---- The data
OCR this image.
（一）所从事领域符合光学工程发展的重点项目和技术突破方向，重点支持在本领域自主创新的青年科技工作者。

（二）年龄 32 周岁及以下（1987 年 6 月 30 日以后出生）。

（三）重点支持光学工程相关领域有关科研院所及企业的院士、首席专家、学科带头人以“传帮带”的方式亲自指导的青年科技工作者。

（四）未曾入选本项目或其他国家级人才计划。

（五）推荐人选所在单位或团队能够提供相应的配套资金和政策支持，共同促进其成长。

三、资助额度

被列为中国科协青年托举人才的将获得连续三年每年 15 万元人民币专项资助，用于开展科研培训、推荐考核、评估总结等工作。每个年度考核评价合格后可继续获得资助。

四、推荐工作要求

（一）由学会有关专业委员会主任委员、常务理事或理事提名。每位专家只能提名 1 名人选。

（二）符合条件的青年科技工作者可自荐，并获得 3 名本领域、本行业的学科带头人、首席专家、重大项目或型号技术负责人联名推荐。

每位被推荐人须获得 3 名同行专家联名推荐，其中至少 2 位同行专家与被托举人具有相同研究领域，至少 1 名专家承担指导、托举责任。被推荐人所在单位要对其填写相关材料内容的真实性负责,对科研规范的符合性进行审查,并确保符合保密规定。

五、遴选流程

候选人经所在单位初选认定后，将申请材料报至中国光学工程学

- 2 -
--------
* [Requirements]
Identify the lines above that contain the word "首席专家", then copy them.

* [Written answer]
（三）重点支持光学工程相关领域有关科研院所及企业的院士、首席专家、学科带头人以“传帮带”的方式亲自指导的青年科技工作者。
（二）符合条件的青年科技工作者可自荐，并获得 3 名本领域、本行业的学科带头人、首席专家、重大项目或型号技术负责人联名推荐。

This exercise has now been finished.